## [TASK DETAILS]
Go through the entries below and pick out every line with "kijelzése".

## [INPUT ROWS]
———

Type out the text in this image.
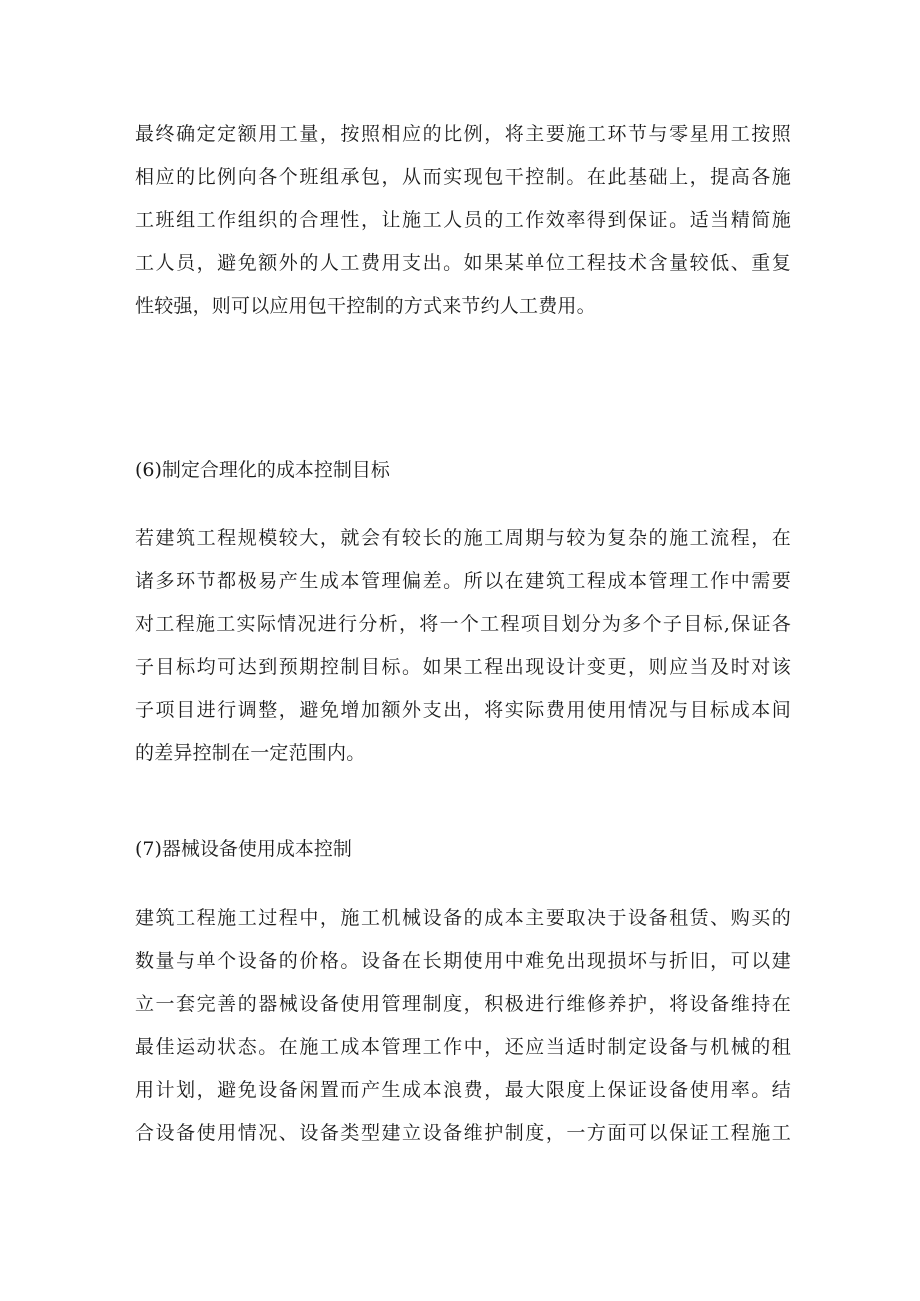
最终确定定额用工量，按照相应的比例，将主要施工环节与零星用工按照
相应的比例向各个班组承包，从而实现包干控制。在此基础上，提高各施
工班组工作组织的合理性，让施工人员的工作效率得到保证。适当精简施
工人员，避免额外的人工费用支出。如果某单位工程技术含量较低、重复
性较强，则可以应用包干控制的方式来节约人工费用。
(6)制定合理化的成本控制目标
若建筑工程规模较大，就会有较长的施工周期与较为复杂的施工流程，在
诸多环节都极易产生成本管理偏差。所以在建筑工程成本管理工作中需要
对工程施工实际情况进行分析，将一个工程项目划分为多个子目标,保证各
子目标均可达到预期控制目标。如果工程出现设计变更，则应当及时对该
子项目进行调整，避免增加额外支出，将实际费用使用情况与目标成本间
的差异控制在一定范围内。
(7)器械设备使用成本控制
建筑工程施工过程中，施工机械设备的成本主要取决于设备租赁、购买的
数量与单个设备的价格。设备在长期使用中难免出现损坏与折旧，可以建
立一套完善的器械设备使用管理制度，积极进行维修养护，将设备维持在
最佳运动状态。在施工成本管理工作中，还应当适时制定设备与机械的租
用计划，避免设备闲置而产生成本浪费，最大限度上保证设备使用率。结
合设备使用情况、设备类型建立设备维护制度，一方面可以保证工程施工
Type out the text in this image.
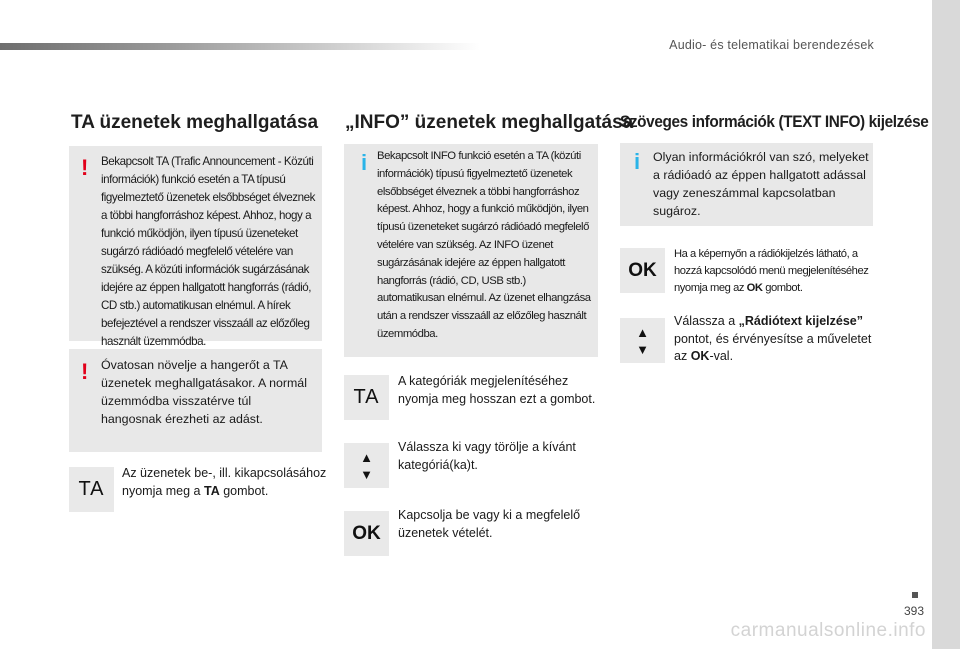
Audio- és telematikai berendezések
393
carmanualsonline.info
TA üzenetek meghallgatása
! Bekapcsolt TA (Trafic Announcement - Közúti információk) funkció esetén a TA típusú figyelmeztető üzenetek elsőbbséget élveznek a többi hangforráshoz képest. Ahhoz, hogy a funkció működjön, ilyen típusú üzeneteket sugárzó rádióadó megfelelő vételére van szükség. A közúti információk sugárzásának idejére az éppen hallgatott hangforrás (rádió, CD stb.) automatikusan elnémul. A hírek befejeztével a rendszer visszaáll az előzőleg használt üzemmódba.
! Óvatosan növelje a hangerőt a TA üzenetek meghallgatásakor. A normál üzemmódba visszatérve túl hangosnak érezheti az adást.
TA
Az üzenetek be-, ill. kikapcsolásához nyomja meg a TA gombot.
„INFO” üzenetek meghallgatása
i Bekapcsolt INFO funkció esetén a TA (közúti információk) típusú figyelmeztető üzenetek elsőbbséget élveznek a többi hangforráshoz képest. Ahhoz, hogy a funkció működjön, ilyen típusú üzeneteket sugárzó rádióadó megfelelő vételére van szükség. Az INFO üzenet sugárzásának idejére az éppen hallgatott hangforrás (rádió, CD, USB stb.) automatikusan elnémul. Az üzenet elhangzása után a rendszer visszaáll az előzőleg használt üzemmódba.
TA
A kategóriák megjelenítéséhez nyomja meg hosszan ezt a gombot.
▲
▼
Válassza ki vagy törölje a kívánt kategóriá(ka)t.
OK
Kapcsolja be vagy ki a megfelelő üzenetek vételét.
Szöveges információk (TEXT INFO) kijelzése
i Olyan információkról van szó, melyeket a rádióadó az éppen hallgatott adással vagy zeneszámmal kapcsolatban sugároz.
OK
Ha a képernyőn a rádiókijelzés látható, a hozzá kapcsolódó menü megjelenítéséhez nyomja meg az OK gombot.
▲
▼
Válassza a „Rádiótext kijelzése” pontot, és érvényesítse a műveletet az OK-val.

———

## [OUTPUT]
Szöveges információk (TEXT INFO) kijelzése
Válassza a „Rádiótext kijelzése” pontot, és érvényesítse a műveletet az OK-val.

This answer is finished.